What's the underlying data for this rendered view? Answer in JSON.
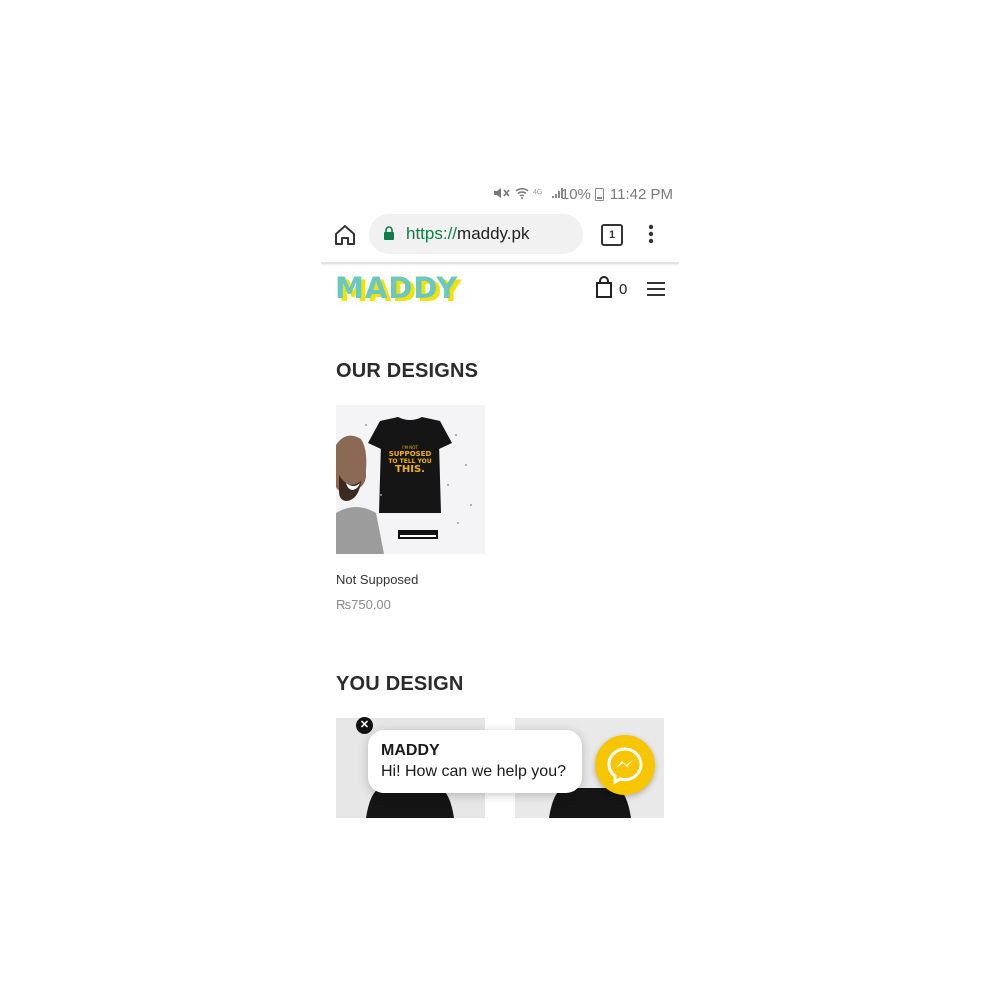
{
  "status_bar": {
    "battery": "10%",
    "time": "11:42 PM",
    "icons": [
      "mute-icon",
      "wifi-icon",
      "4g-icon",
      "signal-icon",
      "battery-icon"
    ]
  },
  "browser": {
    "url_scheme": "https://",
    "url_host": "maddy.pk",
    "tab_count": "1",
    "icons": [
      "home-icon",
      "lock-icon",
      "tabs-icon",
      "overflow-menu-icon"
    ]
  },
  "header": {
    "logo_text": "MADDY",
    "cart_count": "0",
    "icons": [
      "cart-icon",
      "hamburger-menu-icon"
    ]
  },
  "sections": {
    "our_designs": {
      "title": "OUR DESIGNS",
      "products": [
        {
          "name": "Not Supposed",
          "price": "₨750.00",
          "shirt_text": [
            "I'M NOT",
            "SUPPOSED",
            "TO TELL YOU",
            "THIS."
          ]
        }
      ]
    },
    "you_design": {
      "title": "YOU DESIGN"
    }
  },
  "chat_widget": {
    "sender": "MADDY",
    "message": "Hi! How can we help you?",
    "icons": [
      "close-icon",
      "messenger-icon"
    ]
  },
  "colors": {
    "logo_teal": "#6cc7c0",
    "logo_yellow": "#f2e200",
    "messenger_yellow": "#f7c600",
    "secure_green": "#0b8043"
  }
}
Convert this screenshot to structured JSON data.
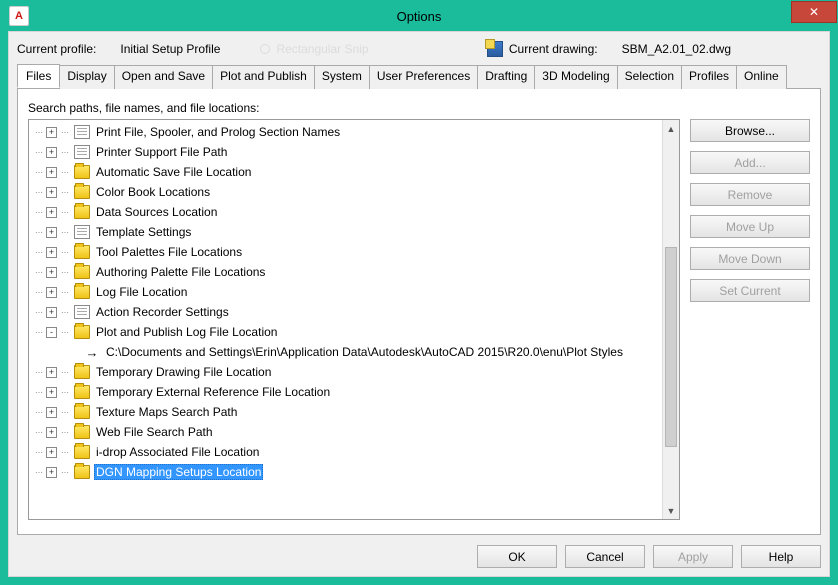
{
  "window": {
    "title": "Options",
    "close_glyph": "✕",
    "app_glyph": "A"
  },
  "header": {
    "profile_label": "Current profile:",
    "profile_name": "Initial Setup Profile",
    "snip_text": "Rectangular Snip",
    "drawing_label": "Current drawing:",
    "drawing_name": "SBM_A2.01_02.dwg"
  },
  "tabs": [
    "Files",
    "Display",
    "Open and Save",
    "Plot and Publish",
    "System",
    "User Preferences",
    "Drafting",
    "3D Modeling",
    "Selection",
    "Profiles",
    "Online"
  ],
  "active_tab_index": 0,
  "panel": {
    "search_label": "Search paths, file names, and file locations:"
  },
  "tree": [
    {
      "toggle": "+",
      "icon": "doc",
      "label": "Print File, Spooler, and Prolog Section Names"
    },
    {
      "toggle": "+",
      "icon": "doc",
      "label": "Printer Support File Path"
    },
    {
      "toggle": "+",
      "icon": "folder",
      "label": "Automatic Save File Location"
    },
    {
      "toggle": "+",
      "icon": "folder",
      "label": "Color Book Locations"
    },
    {
      "toggle": "+",
      "icon": "folder",
      "label": "Data Sources Location"
    },
    {
      "toggle": "+",
      "icon": "doc",
      "label": "Template Settings"
    },
    {
      "toggle": "+",
      "icon": "folder",
      "label": "Tool Palettes File Locations"
    },
    {
      "toggle": "+",
      "icon": "folder",
      "label": "Authoring Palette File Locations"
    },
    {
      "toggle": "+",
      "icon": "folder",
      "label": "Log File Location"
    },
    {
      "toggle": "+",
      "icon": "doc",
      "label": "Action Recorder Settings"
    },
    {
      "toggle": "-",
      "icon": "folder",
      "label": "Plot and Publish Log File Location",
      "expanded": true
    },
    {
      "toggle": " ",
      "icon": "arrow",
      "label": "C:\\Documents and Settings\\Erin\\Application Data\\Autodesk\\AutoCAD 2015\\R20.0\\enu\\Plot Styles",
      "child": true
    },
    {
      "toggle": "+",
      "icon": "folder",
      "label": "Temporary Drawing File Location"
    },
    {
      "toggle": "+",
      "icon": "folder",
      "label": "Temporary External Reference File Location"
    },
    {
      "toggle": "+",
      "icon": "folder",
      "label": "Texture Maps Search Path"
    },
    {
      "toggle": "+",
      "icon": "folder",
      "label": "Web File Search Path"
    },
    {
      "toggle": "+",
      "icon": "folder",
      "label": "i-drop Associated File Location"
    },
    {
      "toggle": "+",
      "icon": "folder",
      "label": "DGN Mapping Setups Location",
      "selected": true
    }
  ],
  "side_buttons": [
    {
      "label": "Browse...",
      "enabled": true
    },
    {
      "label": "Add...",
      "enabled": false
    },
    {
      "label": "Remove",
      "enabled": false
    },
    {
      "label": "Move Up",
      "enabled": false
    },
    {
      "label": "Move Down",
      "enabled": false
    },
    {
      "label": "Set Current",
      "enabled": false
    }
  ],
  "bottom_buttons": {
    "ok": "OK",
    "cancel": "Cancel",
    "apply": "Apply",
    "help": "Help"
  }
}
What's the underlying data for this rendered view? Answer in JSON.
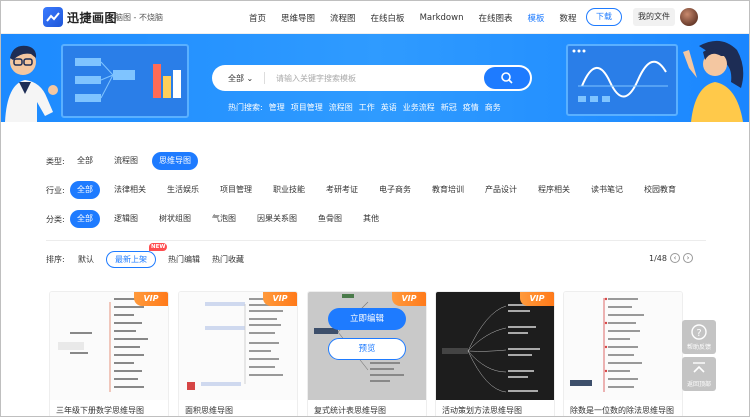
{
  "header": {
    "brand": "迅捷画图",
    "tagline": "脑图 - 不烧脑",
    "nav": [
      "首页",
      "思维导图",
      "流程图",
      "在线白板",
      "Markdown",
      "在线图表",
      "模板",
      "数程"
    ],
    "nav_active_index": 6,
    "download_label": "下载",
    "my_files_label": "我的文件"
  },
  "banner": {
    "search_select": "全部",
    "search_placeholder": "请输入关键字搜索模板",
    "hot_label": "热门搜索:",
    "hot_terms": [
      "管理",
      "项目管理",
      "流程图",
      "工作",
      "英语",
      "业务流程",
      "新冠",
      "疫情",
      "商务"
    ]
  },
  "filters": {
    "type": {
      "label": "类型:",
      "options": [
        "全部",
        "流程图",
        "思维导图"
      ],
      "active": 2
    },
    "industry": {
      "label": "行业:",
      "options": [
        "全部",
        "法律相关",
        "生活娱乐",
        "项目管理",
        "职业技能",
        "考研考证",
        "电子商务",
        "教育培训",
        "产品设计",
        "程序相关",
        "读书笔记",
        "校园教育"
      ],
      "active": 0
    },
    "category": {
      "label": "分类:",
      "options": [
        "全部",
        "逻辑图",
        "树状组图",
        "气泡图",
        "因果关系图",
        "鱼骨图",
        "其他"
      ],
      "active": 0
    }
  },
  "sort": {
    "label": "排序:",
    "options": [
      "默认",
      "最新上架",
      "热门编辑",
      "热门收藏"
    ],
    "active": 1,
    "new_badge": "NEW"
  },
  "pager": {
    "text": "1/48"
  },
  "cards": [
    {
      "title": "三年级下册数学思维导图",
      "vip": "VIP"
    },
    {
      "title": "面积思维导图",
      "vip": "VIP"
    },
    {
      "title": "复式统计表思维导图",
      "vip": "VIP",
      "edit_label": "立即编辑",
      "preview_label": "预览"
    },
    {
      "title": "活动策划方法思维导图",
      "vip": "VIP"
    },
    {
      "title": "除数是一位数的除法思维导图",
      "vip": ""
    }
  ],
  "side": {
    "help_label": "帮助反馈",
    "top_label": "返回顶部"
  },
  "colors": {
    "accent": "#1e7bff",
    "vip": "#ff8a2a",
    "banner": "#2a93ff"
  }
}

TASK INSTRUCTIONS - Find the lines containing "true" and pull them out.

THE RESULT -
      "expanded": true
      "child": true
      "selected": true
      "enabled": true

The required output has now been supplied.